▶ _Exercise description_
Exactly as given, repeat all of the entries.

(Items from a figure collection)

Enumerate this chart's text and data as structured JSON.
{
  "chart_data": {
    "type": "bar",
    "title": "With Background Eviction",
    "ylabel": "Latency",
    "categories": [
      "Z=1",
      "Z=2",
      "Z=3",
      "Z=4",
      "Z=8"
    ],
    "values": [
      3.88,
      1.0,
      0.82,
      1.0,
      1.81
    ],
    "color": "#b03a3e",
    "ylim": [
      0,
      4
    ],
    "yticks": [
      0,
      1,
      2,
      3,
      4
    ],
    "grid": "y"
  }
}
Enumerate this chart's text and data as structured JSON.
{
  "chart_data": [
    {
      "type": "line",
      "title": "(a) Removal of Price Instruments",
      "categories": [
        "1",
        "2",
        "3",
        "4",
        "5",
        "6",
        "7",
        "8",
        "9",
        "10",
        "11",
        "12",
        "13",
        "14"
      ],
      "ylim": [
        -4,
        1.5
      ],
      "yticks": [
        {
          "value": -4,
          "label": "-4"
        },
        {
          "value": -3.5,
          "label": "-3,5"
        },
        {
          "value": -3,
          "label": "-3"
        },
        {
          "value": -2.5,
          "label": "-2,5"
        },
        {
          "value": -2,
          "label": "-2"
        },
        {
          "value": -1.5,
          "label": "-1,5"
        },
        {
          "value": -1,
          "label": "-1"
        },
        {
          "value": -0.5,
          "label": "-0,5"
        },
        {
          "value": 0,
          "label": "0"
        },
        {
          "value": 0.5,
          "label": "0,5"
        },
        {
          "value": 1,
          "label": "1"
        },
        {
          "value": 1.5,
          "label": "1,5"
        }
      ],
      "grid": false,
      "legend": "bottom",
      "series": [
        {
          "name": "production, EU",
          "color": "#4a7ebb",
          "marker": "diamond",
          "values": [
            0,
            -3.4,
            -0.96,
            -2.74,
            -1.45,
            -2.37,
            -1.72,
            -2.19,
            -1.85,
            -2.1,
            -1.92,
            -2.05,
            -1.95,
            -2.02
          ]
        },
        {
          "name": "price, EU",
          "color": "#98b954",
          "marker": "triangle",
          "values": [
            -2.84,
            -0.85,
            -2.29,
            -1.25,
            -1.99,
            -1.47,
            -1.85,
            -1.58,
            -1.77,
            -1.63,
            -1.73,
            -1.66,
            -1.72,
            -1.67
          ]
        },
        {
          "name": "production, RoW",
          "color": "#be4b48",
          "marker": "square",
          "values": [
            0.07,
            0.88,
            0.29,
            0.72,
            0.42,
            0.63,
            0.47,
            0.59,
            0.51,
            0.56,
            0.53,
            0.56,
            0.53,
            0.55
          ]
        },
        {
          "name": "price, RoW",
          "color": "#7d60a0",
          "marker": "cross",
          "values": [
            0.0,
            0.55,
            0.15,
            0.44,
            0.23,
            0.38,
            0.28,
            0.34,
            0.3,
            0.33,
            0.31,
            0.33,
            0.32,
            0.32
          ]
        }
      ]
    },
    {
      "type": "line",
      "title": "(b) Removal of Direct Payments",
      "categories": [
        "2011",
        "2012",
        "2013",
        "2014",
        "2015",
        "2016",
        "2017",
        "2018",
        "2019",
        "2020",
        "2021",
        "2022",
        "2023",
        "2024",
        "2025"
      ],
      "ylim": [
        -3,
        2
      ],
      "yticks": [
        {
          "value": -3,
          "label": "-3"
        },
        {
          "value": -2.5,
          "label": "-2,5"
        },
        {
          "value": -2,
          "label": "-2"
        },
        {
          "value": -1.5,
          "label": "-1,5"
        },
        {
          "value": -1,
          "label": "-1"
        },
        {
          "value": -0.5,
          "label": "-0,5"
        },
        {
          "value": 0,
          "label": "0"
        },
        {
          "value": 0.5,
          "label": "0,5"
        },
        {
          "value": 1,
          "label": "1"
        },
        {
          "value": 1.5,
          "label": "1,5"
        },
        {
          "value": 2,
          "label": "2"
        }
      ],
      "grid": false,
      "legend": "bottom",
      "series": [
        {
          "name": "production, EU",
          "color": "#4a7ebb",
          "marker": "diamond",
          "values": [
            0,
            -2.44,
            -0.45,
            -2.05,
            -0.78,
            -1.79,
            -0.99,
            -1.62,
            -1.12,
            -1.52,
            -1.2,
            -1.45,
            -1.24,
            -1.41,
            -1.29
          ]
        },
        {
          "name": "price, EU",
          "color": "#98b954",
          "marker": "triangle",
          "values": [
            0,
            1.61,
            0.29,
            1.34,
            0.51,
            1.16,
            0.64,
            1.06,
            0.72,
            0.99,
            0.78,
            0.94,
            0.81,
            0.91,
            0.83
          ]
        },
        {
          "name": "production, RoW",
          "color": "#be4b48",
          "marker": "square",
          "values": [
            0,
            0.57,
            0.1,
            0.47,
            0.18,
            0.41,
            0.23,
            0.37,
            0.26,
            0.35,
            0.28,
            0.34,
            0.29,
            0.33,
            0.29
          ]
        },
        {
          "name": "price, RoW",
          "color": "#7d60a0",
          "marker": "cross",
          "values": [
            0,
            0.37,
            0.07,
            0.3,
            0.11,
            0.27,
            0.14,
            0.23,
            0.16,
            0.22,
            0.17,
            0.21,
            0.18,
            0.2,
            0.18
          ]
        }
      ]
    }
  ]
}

▶ _Result of the task_
Enumerate this chart's text and data as structured JSON.
{
  "chart_data": {
    "type": "bar",
    "title": "With Background Eviction",
    "ylabel": "Latency",
    "categories": [
      "Z=1",
      "Z=2",
      "Z=3",
      "Z=4",
      "Z=8"
    ],
    "values": [
      3.88,
      1.0,
      0.82,
      1.0,
      1.81
    ],
    "color": "#b03a3e",
    "ylim": [
      0,
      4
    ],
    "yticks": [
      0,
      1,
      2,
      3,
      4
    ],
    "grid": "y"
  }
}
Enumerate this chart's text and data as structured JSON.
{
  "chart_data": [
    {
      "type": "line",
      "title": "(a) Removal of Price Instruments",
      "categories": [
        "1",
        "2",
        "3",
        "4",
        "5",
        "6",
        "7",
        "8",
        "9",
        "10",
        "11",
        "12",
        "13",
        "14"
      ],
      "ylim": [
        -4,
        1.5
      ],
      "yticks": [
        {
          "value": -4,
          "label": "-4"
        },
        {
          "value": -3.5,
          "label": "-3,5"
        },
        {
          "value": -3,
          "label": "-3"
        },
        {
          "value": -2.5,
          "label": "-2,5"
        },
        {
          "value": -2,
          "label": "-2"
        },
        {
          "value": -1.5,
          "label": "-1,5"
        },
        {
          "value": -1,
          "label": "-1"
        },
        {
          "value": -0.5,
          "label": "-0,5"
        },
        {
          "value": 0,
          "label": "0"
        },
        {
          "value": 0.5,
          "label": "0,5"
        },
        {
          "value": 1,
          "label": "1"
        },
        {
          "value": 1.5,
          "label": "1,5"
        }
      ],
      "grid": false,
      "legend": "bottom",
      "series": [
        {
          "name": "production, EU",
          "color": "#4a7ebb",
          "marker": "diamond",
          "values": [
            0,
            -3.4,
            -0.96,
            -2.74,
            -1.45,
            -2.37,
            -1.72,
            -2.19,
            -1.85,
            -2.1,
            -1.92,
            -2.05,
            -1.95,
            -2.02
          ]
        },
        {
          "name": "price, EU",
          "color": "#98b954",
          "marker": "triangle",
          "values": [
            -2.84,
            -0.85,
            -2.29,
            -1.25,
            -1.99,
            -1.47,
            -1.85,
            -1.58,
            -1.77,
            -1.63,
            -1.73,
            -1.66,
            -1.72,
            -1.67
          ]
        },
        {
          "name": "production, RoW",
          "color": "#be4b48",
          "marker": "square",
          "values": [
            0.07,
            0.88,
            0.29,
            0.72,
            0.42,
            0.63,
            0.47,
            0.59,
            0.51,
            0.56,
            0.53,
            0.56,
            0.53,
            0.55
          ]
        },
        {
          "name": "price, RoW",
          "color": "#7d60a0",
          "marker": "cross",
          "values": [
            0.0,
            0.55,
            0.15,
            0.44,
            0.23,
            0.38,
            0.28,
            0.34,
            0.3,
            0.33,
            0.31,
            0.33,
            0.32,
            0.32
          ]
        }
      ]
    },
    {
      "type": "line",
      "title": "(b) Removal of Direct Payments",
      "categories": [
        "2011",
        "2012",
        "2013",
        "2014",
        "2015",
        "2016",
        "2017",
        "2018",
        "2019",
        "2020",
        "2021",
        "2022",
        "2023",
        "2024",
        "2025"
      ],
      "ylim": [
        -3,
        2
      ],
      "yticks": [
        {
          "value": -3,
          "label": "-3"
        },
        {
          "value": -2.5,
          "label": "-2,5"
        },
        {
          "value": -2,
          "label": "-2"
        },
        {
          "value": -1.5,
          "label": "-1,5"
        },
        {
          "value": -1,
          "label": "-1"
        },
        {
          "value": -0.5,
          "label": "-0,5"
        },
        {
          "value": 0,
          "label": "0"
        },
        {
          "value": 0.5,
          "label": "0,5"
        },
        {
          "value": 1,
          "label": "1"
        },
        {
          "value": 1.5,
          "label": "1,5"
        },
        {
          "value": 2,
          "label": "2"
        }
      ],
      "grid": false,
      "legend": "bottom",
      "series": [
        {
          "name": "production, EU",
          "color": "#4a7ebb",
          "marker": "diamond",
          "values": [
            0,
            -2.44,
            -0.45,
            -2.05,
            -0.78,
            -1.79,
            -0.99,
            -1.62,
            -1.12,
            -1.52,
            -1.2,
            -1.45,
            -1.24,
            -1.41,
            -1.29
          ]
        },
        {
          "name": "price, EU",
          "color": "#98b954",
          "marker": "triangle",
          "values": [
            0,
            1.61,
            0.29,
            1.34,
            0.51,
            1.16,
            0.64,
            1.06,
            0.72,
            0.99,
            0.78,
            0.94,
            0.81,
            0.91,
            0.83
          ]
        },
        {
          "name": "production, RoW",
          "color": "#be4b48",
          "marker": "square",
          "values": [
            0,
            0.57,
            0.1,
            0.47,
            0.18,
            0.41,
            0.23,
            0.37,
            0.26,
            0.35,
            0.28,
            0.34,
            0.29,
            0.33,
            0.29
          ]
        },
        {
          "name": "price, RoW",
          "color": "#7d60a0",
          "marker": "cross",
          "values": [
            0,
            0.37,
            0.07,
            0.3,
            0.11,
            0.27,
            0.14,
            0.23,
            0.16,
            0.22,
            0.17,
            0.21,
            0.18,
            0.2,
            0.18
          ]
        }
      ]
    }
  ]
}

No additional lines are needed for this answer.